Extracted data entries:
◆ ◆ ◆ ◆ ◆ ◆ ◆
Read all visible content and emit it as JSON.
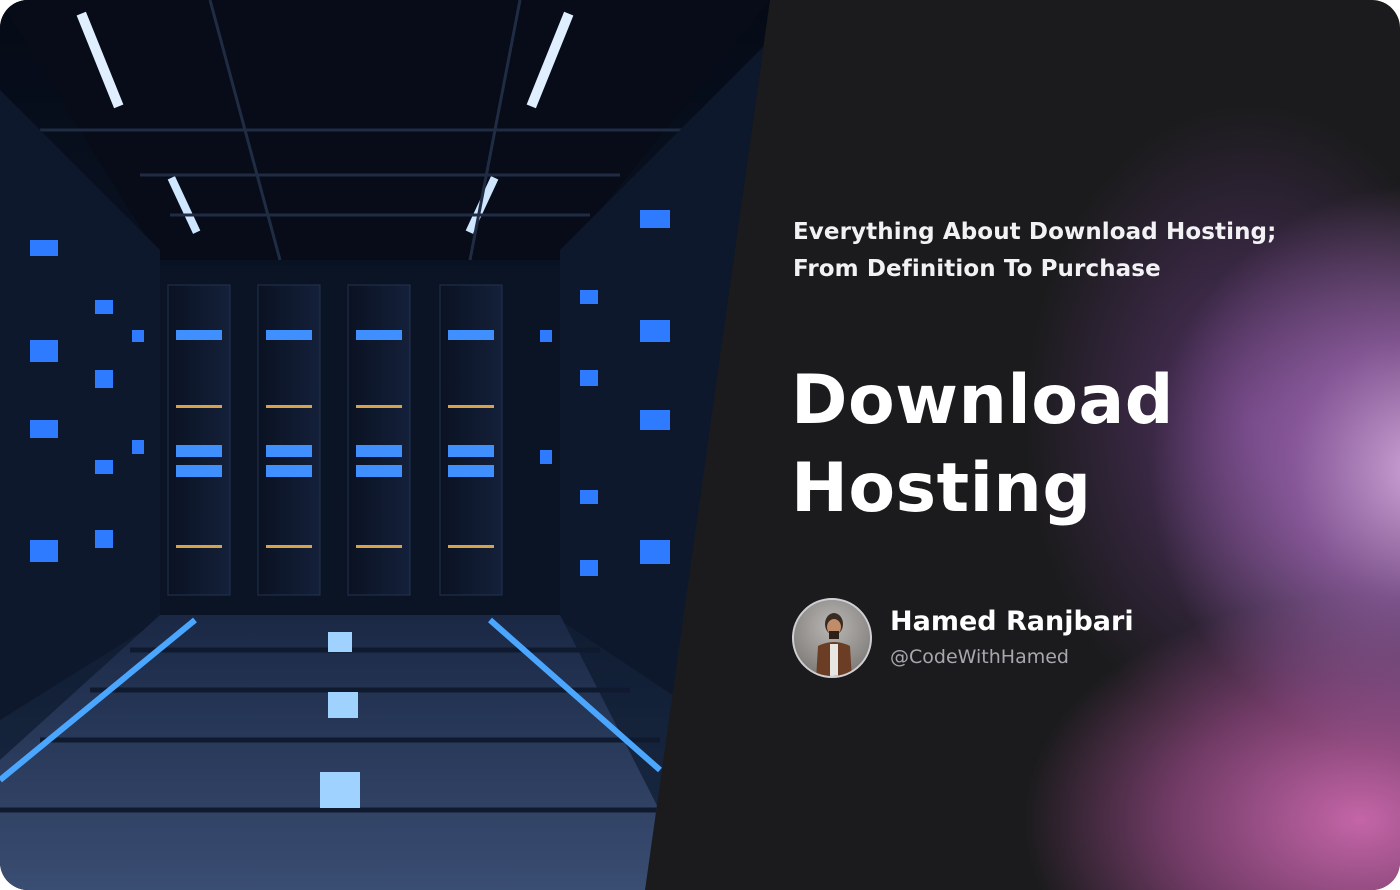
{
  "card": {
    "subtitle_line1": "Everything About Download Hosting;",
    "subtitle_line2": "From Definition To Purchase",
    "title_line1": "Download",
    "title_line2": "Hosting"
  },
  "author": {
    "name": "Hamed Ranjbari",
    "handle": "@CodeWithHamed"
  },
  "colors": {
    "background": "#1b1b1d",
    "accent_glow": "#c77fc0",
    "server_light": "#3a8cff"
  }
}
◆ ◆ ◆ ◆ ◆ ◆ ◆
• **EXERCISE DIRECTIONS**: In the records above, locate each line with the word "Download". Copy all such lines.

• **FINISHED ANSWER**:
    "subtitle_line1": "Everything About Download Hosting;",
    "title_line1": "Download",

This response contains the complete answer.